*Exercise brief*: Using the records provided below, locate and copy each line that contains the word "Mississippi".

[Figure record extracts]

• • •

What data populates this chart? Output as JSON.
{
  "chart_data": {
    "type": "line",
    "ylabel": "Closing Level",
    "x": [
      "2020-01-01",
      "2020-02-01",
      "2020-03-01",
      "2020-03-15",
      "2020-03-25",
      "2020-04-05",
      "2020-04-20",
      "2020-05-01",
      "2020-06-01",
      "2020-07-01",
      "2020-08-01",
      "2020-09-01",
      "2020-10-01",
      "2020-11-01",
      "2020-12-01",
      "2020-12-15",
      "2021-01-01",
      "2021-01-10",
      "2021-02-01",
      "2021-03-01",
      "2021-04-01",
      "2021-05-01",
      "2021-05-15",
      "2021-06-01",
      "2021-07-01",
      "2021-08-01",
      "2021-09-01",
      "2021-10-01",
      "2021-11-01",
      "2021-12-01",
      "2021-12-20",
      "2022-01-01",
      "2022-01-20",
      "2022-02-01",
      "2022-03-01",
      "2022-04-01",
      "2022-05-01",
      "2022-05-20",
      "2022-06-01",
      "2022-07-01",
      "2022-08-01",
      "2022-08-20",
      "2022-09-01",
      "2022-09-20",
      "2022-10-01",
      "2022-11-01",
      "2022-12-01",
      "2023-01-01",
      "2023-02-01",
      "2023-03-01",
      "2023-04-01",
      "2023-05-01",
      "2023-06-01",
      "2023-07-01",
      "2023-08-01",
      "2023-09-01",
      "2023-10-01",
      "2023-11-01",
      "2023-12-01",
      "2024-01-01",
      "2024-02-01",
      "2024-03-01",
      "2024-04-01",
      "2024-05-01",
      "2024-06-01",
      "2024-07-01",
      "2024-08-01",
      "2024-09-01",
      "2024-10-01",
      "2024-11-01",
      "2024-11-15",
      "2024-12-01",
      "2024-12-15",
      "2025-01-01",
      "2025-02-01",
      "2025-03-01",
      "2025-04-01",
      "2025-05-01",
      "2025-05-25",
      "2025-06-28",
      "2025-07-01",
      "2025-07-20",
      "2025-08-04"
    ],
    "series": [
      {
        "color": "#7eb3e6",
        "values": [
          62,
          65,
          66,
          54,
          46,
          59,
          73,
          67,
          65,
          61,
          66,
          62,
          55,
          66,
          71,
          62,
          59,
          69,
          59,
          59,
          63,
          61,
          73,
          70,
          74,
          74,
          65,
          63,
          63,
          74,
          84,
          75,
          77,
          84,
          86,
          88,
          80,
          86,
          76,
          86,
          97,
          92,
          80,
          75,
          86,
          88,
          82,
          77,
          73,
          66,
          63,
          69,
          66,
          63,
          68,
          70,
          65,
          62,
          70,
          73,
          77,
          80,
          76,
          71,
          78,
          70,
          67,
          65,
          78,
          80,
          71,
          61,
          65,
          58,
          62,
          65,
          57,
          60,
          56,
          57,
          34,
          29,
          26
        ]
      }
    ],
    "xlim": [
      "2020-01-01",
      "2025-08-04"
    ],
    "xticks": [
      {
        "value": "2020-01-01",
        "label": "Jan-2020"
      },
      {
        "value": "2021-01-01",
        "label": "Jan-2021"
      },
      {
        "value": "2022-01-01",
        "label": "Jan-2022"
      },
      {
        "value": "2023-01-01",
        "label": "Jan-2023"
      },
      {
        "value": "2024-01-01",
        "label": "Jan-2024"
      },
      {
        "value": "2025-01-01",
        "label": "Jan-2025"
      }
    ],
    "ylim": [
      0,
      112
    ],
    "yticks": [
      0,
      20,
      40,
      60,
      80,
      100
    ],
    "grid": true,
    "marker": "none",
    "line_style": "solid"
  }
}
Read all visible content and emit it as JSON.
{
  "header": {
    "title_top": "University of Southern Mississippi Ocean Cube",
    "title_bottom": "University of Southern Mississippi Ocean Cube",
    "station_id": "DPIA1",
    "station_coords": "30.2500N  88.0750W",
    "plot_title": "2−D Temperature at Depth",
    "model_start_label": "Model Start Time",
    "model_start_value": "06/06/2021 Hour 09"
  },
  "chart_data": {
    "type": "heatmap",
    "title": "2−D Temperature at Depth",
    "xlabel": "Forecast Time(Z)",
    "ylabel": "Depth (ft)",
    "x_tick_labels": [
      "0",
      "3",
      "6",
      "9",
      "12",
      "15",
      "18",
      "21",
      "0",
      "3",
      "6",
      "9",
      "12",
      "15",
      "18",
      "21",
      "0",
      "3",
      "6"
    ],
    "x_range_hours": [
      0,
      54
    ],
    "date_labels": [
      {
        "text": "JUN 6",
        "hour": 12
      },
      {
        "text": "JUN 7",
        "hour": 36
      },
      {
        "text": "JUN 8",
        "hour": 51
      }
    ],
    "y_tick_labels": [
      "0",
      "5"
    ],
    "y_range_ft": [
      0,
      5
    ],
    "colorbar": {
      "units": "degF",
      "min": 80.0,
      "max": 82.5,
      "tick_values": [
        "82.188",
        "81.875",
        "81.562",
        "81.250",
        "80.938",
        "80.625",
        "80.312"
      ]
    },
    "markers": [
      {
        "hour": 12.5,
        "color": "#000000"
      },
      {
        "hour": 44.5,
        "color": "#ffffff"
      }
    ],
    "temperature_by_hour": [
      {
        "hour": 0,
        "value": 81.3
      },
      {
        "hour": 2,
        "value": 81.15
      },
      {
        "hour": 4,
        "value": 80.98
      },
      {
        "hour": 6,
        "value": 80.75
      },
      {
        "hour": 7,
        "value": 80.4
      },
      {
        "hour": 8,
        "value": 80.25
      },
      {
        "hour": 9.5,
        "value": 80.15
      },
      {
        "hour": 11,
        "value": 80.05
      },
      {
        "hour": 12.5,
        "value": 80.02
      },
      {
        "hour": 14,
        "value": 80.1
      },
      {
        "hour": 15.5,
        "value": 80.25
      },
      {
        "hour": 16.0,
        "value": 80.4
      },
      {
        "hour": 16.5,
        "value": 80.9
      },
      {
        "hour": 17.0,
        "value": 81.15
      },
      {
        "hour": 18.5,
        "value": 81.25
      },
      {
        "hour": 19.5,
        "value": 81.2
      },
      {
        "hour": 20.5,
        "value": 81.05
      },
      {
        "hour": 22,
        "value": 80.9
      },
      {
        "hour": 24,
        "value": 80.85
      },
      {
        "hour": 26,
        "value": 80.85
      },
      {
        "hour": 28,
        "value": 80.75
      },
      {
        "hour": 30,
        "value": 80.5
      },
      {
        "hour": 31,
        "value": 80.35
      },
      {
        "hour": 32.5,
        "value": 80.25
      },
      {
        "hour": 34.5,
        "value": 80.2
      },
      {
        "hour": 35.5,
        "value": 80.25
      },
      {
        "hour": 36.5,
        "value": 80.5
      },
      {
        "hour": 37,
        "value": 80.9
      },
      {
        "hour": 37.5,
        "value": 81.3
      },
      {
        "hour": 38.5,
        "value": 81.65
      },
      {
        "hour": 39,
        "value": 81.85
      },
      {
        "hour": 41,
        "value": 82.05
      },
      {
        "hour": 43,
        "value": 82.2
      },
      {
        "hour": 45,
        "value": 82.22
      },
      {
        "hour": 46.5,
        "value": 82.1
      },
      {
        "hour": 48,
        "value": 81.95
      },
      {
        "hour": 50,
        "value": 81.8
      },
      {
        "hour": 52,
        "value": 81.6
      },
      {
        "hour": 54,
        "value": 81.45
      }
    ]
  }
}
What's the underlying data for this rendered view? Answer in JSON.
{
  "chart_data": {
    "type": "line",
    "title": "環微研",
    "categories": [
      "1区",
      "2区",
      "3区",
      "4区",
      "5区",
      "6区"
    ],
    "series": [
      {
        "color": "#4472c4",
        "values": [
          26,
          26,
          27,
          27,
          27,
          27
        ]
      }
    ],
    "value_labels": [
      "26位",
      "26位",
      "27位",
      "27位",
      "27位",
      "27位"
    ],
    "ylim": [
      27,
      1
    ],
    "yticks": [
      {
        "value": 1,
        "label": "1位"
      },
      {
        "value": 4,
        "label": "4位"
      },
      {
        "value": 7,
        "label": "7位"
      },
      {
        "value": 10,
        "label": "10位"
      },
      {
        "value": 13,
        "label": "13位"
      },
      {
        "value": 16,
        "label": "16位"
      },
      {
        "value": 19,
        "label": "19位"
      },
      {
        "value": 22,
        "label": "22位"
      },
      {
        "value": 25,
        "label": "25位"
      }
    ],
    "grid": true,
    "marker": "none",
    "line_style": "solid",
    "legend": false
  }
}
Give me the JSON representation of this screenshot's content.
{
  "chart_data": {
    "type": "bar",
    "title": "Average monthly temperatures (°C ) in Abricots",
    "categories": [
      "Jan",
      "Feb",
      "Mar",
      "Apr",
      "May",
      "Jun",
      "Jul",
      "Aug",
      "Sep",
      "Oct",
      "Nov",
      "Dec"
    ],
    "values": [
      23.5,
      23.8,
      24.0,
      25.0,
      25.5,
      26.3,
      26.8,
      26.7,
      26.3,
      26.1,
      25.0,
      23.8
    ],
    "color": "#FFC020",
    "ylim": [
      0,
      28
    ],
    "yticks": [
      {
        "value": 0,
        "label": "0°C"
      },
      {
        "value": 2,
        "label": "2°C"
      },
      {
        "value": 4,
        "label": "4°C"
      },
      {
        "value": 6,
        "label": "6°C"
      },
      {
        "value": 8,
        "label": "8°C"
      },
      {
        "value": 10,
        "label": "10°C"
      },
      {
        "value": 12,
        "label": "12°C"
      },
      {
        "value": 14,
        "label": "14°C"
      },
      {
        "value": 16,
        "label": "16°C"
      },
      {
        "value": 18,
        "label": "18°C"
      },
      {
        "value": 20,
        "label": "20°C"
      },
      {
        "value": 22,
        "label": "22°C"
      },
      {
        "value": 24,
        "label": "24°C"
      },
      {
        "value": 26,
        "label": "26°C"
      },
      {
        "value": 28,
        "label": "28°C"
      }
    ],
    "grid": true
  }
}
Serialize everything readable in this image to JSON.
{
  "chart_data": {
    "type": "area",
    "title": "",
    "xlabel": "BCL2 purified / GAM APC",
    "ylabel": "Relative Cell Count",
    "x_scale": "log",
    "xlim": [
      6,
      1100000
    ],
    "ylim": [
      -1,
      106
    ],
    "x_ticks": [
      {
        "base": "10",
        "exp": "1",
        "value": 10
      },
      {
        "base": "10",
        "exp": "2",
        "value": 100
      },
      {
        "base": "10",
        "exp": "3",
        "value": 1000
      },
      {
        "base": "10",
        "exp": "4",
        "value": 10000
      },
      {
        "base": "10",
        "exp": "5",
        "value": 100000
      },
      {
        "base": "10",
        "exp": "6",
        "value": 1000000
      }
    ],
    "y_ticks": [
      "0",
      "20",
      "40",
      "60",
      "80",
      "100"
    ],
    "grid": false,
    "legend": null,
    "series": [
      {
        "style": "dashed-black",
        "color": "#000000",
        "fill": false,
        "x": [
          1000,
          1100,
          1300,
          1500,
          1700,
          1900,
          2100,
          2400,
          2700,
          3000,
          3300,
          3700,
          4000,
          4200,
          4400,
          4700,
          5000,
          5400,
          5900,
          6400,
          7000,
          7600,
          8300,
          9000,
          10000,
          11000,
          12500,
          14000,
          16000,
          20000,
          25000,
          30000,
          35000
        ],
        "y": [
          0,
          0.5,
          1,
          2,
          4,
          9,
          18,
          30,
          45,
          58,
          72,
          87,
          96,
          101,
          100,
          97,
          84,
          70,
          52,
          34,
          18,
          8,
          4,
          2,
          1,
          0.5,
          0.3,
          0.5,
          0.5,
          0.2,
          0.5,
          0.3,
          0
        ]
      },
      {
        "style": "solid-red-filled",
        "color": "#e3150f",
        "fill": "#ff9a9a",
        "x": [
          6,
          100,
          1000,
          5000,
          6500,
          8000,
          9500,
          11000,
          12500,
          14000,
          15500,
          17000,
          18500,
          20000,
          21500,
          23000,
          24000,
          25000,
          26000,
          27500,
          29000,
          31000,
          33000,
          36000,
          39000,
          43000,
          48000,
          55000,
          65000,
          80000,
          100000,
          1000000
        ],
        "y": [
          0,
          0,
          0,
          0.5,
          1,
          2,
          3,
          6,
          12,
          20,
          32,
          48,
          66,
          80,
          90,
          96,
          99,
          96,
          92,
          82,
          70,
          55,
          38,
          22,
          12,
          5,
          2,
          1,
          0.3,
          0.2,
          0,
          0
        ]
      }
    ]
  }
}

• • •

*Exercise output*:
    "title_top": "University of Southern Mississippi Ocean Cube",
    "title_bottom": "University of Southern Mississippi Ocean Cube",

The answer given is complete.